Dubai Marina  looking Sth WestDubai the City State in what used to be the Trucial States on the Gulf of Oman, the land of Sun, Sand, Sea, 7 Star Hotels, Every type of Exotic Car and chunky motor bike one can imagine, the World’s fastest growing International Airline, Emirates, routinely flying the new A380 double decker planes to London, Australia, USA. Gold plated cars, Air conditioned bus stops, mobile phone aerials built to look like Palm Trees , Endless spectacular shopping malls, what is claimed to be the world’s biggest with 1300 stores opened in December 08 (as did three others in December! Joining the many already in existence yet another opens next month) Claims to have one fifth of the worlds construction cranes and pile drivers in use building remarkable tower blocks including when it opens in September The World’s tallest building the Burj Dubai (which it is claimed will have a telescopic spire at the top to ensure it retains the title as long as possible or least until the next to be built in Dubai and already announced, the Dubai City Tower at 2,400metres or in English 1.5 miles high!) Aside the Burj Dubai readers will be familiar with the iconic ships sail shaped Burj Al Arab Hotel, Burj incidentally is Arabic for Tower, the World’s tallest hotel the whole building being hotel accommodation unlike many other tower blocks where only a portion of the floors maybe given over to hotel space. The Gold Souk where it claims to have 2.5 tons of gold on display at any one time in the form of jewellery and small bars for those that want to secure their savings. Trays of cakes in many of the top hotels come with a sprinkling of real gold leaf as part of the trimmings.

But...................... The reality is slightly different certainly everything above does exist and can be seen as the City is not that large but Dubai is not without its problems. It is a town of extremes those that have and they really do have and those that do not living out of town in labour camps, a real third world existence surrounded by this glamour.

◆ THE PROBLEM:
Continue the piece about Dubai, starting right after its final sentence.

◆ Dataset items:

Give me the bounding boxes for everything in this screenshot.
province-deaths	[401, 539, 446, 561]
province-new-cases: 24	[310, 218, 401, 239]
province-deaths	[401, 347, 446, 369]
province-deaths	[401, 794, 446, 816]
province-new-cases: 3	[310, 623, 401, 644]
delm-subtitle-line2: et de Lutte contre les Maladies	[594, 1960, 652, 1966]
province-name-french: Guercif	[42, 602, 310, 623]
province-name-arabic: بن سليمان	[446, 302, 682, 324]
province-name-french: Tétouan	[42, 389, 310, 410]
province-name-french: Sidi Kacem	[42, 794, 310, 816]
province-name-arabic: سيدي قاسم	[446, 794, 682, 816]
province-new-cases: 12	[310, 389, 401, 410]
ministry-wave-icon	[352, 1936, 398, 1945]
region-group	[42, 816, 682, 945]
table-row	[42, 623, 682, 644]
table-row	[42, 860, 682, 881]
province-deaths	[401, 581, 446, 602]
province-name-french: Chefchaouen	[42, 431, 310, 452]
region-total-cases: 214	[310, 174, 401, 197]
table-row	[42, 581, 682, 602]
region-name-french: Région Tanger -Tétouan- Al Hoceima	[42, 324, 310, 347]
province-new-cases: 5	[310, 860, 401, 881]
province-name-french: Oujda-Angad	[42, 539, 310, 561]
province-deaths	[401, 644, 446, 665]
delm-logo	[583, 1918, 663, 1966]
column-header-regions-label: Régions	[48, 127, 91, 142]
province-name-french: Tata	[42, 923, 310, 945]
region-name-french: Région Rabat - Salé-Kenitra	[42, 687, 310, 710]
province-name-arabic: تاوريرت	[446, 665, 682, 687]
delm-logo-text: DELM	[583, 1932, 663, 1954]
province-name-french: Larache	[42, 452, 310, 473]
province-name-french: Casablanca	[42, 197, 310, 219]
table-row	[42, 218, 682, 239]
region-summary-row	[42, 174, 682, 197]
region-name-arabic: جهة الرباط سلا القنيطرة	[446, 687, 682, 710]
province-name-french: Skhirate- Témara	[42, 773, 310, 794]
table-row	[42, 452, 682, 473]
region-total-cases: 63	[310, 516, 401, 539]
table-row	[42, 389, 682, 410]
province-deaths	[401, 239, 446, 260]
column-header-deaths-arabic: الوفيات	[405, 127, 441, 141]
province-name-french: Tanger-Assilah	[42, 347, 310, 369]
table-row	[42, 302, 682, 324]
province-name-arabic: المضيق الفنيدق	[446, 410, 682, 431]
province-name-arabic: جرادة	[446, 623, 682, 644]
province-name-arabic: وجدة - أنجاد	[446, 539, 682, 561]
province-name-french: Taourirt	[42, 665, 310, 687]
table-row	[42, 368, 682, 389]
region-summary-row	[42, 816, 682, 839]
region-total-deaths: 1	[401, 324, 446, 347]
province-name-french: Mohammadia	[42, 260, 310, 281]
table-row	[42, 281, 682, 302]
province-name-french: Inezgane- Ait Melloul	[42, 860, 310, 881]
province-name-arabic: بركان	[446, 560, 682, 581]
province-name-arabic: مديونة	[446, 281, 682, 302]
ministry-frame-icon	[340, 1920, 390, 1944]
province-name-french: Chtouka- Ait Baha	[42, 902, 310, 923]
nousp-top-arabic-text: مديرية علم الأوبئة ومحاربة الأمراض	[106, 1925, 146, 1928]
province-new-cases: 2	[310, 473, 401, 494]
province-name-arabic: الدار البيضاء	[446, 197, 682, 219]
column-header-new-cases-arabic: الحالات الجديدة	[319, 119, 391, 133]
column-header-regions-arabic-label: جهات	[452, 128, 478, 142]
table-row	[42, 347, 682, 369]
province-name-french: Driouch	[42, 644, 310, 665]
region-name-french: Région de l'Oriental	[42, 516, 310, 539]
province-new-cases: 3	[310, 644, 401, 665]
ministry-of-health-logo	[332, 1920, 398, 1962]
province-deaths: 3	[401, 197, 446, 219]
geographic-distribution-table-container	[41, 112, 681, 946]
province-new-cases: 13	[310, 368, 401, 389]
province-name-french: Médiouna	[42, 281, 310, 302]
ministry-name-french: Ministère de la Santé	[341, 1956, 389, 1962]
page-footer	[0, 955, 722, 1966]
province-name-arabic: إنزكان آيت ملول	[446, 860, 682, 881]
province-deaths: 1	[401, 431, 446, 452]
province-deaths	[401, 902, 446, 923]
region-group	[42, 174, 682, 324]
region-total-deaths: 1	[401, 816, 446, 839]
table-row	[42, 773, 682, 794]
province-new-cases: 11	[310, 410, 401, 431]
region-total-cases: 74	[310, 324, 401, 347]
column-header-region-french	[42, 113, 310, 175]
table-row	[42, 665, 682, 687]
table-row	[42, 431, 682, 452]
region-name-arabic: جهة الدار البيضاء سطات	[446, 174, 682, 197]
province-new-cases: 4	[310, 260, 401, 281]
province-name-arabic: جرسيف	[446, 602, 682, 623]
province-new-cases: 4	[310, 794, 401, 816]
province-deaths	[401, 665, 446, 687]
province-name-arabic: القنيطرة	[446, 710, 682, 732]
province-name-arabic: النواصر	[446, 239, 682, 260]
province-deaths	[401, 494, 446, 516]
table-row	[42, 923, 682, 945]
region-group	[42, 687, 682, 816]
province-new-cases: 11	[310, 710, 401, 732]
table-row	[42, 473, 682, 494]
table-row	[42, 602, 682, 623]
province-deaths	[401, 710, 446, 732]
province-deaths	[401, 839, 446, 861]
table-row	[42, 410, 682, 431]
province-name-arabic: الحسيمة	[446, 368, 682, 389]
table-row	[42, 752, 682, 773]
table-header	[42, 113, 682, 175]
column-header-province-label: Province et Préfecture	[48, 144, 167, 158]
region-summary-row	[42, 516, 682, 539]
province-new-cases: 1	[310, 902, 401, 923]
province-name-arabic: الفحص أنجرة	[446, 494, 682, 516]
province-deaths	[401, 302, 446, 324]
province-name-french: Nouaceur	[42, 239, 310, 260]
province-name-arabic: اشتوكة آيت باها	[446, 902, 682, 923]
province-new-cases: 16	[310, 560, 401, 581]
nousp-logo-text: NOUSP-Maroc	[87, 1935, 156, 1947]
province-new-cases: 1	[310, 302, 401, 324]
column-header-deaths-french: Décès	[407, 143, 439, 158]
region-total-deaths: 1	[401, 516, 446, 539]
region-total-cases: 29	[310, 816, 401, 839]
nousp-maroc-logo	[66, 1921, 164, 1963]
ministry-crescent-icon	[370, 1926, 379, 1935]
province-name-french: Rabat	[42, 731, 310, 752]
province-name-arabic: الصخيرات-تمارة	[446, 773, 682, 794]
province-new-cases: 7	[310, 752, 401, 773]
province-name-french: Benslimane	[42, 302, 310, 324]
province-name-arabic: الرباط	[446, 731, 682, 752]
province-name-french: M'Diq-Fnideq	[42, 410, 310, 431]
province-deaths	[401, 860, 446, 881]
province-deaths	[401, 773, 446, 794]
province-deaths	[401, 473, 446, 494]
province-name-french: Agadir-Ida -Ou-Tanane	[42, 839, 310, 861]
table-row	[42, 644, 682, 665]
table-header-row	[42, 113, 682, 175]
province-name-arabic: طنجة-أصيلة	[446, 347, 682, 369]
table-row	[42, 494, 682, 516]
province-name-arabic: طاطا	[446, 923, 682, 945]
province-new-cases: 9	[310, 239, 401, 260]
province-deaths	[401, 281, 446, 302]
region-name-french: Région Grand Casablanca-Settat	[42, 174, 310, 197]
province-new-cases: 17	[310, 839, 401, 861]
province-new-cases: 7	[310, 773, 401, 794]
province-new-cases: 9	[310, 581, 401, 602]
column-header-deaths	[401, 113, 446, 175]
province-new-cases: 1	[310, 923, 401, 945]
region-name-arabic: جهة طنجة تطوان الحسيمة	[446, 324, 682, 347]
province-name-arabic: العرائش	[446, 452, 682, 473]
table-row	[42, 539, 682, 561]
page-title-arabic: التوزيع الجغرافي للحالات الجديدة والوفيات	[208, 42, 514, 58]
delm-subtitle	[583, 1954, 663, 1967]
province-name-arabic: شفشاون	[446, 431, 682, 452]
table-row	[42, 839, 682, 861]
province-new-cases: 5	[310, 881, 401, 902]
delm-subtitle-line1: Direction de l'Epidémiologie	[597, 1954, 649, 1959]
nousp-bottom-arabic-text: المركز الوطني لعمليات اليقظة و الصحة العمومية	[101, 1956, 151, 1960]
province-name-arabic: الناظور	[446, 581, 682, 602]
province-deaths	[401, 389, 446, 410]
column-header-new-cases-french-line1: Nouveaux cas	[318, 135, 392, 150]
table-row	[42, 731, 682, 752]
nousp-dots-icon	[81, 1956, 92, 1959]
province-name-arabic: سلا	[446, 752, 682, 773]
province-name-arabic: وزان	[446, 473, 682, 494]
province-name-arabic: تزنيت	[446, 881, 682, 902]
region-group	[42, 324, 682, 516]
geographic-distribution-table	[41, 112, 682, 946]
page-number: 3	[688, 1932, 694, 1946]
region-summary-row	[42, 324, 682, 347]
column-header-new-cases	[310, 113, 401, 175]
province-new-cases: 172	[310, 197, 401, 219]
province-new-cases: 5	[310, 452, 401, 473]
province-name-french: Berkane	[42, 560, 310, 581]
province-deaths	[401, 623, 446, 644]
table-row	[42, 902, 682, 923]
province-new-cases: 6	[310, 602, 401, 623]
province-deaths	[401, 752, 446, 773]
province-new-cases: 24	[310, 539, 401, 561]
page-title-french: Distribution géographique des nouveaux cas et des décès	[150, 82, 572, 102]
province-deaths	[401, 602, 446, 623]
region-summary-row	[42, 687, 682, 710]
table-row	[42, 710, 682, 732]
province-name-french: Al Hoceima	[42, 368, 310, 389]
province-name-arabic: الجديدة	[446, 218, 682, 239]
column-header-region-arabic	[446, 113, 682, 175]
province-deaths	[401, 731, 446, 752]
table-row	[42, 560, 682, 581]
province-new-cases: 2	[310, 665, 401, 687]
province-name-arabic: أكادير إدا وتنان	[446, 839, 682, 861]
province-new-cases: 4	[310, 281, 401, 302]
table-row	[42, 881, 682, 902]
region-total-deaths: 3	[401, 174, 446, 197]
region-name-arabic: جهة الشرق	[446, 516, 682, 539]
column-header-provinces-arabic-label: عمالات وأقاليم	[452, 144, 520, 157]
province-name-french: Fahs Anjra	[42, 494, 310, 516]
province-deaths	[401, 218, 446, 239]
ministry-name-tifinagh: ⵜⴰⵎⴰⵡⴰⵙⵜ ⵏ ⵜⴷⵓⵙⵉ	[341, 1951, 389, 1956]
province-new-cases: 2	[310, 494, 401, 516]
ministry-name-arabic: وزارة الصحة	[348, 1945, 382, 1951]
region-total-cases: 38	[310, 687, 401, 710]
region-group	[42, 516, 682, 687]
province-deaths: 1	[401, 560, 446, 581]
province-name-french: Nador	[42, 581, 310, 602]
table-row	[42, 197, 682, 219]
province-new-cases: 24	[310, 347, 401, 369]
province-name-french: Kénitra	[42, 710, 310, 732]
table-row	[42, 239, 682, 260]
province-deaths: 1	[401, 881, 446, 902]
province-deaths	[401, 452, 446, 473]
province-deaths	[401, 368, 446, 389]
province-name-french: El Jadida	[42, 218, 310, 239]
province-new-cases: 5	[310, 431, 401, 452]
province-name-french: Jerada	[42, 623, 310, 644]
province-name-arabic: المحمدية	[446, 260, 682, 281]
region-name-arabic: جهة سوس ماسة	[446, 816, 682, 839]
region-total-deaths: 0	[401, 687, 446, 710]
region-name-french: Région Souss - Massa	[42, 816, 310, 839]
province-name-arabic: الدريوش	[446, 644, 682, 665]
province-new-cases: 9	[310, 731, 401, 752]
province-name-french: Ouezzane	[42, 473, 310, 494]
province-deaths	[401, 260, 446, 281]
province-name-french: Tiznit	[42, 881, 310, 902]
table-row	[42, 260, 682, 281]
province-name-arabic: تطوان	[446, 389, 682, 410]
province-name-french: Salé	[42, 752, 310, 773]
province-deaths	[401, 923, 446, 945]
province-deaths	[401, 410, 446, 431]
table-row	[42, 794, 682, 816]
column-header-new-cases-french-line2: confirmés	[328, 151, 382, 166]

◆ EXPECTED OUTPUT:
A little over thirty years ago Dubai was a small pearl fishing port when the various Sheikhs who led the seven Trucial States decided to band together and form the United Arab Emirates with the Capital being Abu Dhabi. Dubai as one of the smaller City States, with a limited amount of oil reserve decided to commit to developing Dubai as a holiday destination and international financial centre. With only ninety kilometres of coast there was an immediate problem but the solution was to build more so The Palm Island Jameriah with the Jabel Ali Island under construction and an off shore development called the World, a grouping of manmade islands set out in the Shape of the World and its various continents. These developments as they complete will extend the coast line to several hundred kilometres offering almost endless water side development. Complementing this if complementing is the right word are newly excavated inland water channels referred to as canals again surrounded by spectacular housing towers, I have a very nice flat on the 29th floor in one of these fortunately, as property is very expensive be it purchase or rental , supplied by my client, looking out on the canal, Dubai Marina and views across the Palm Island to the Atlantis Hotel of spectacular firework display fame when launched in October 08.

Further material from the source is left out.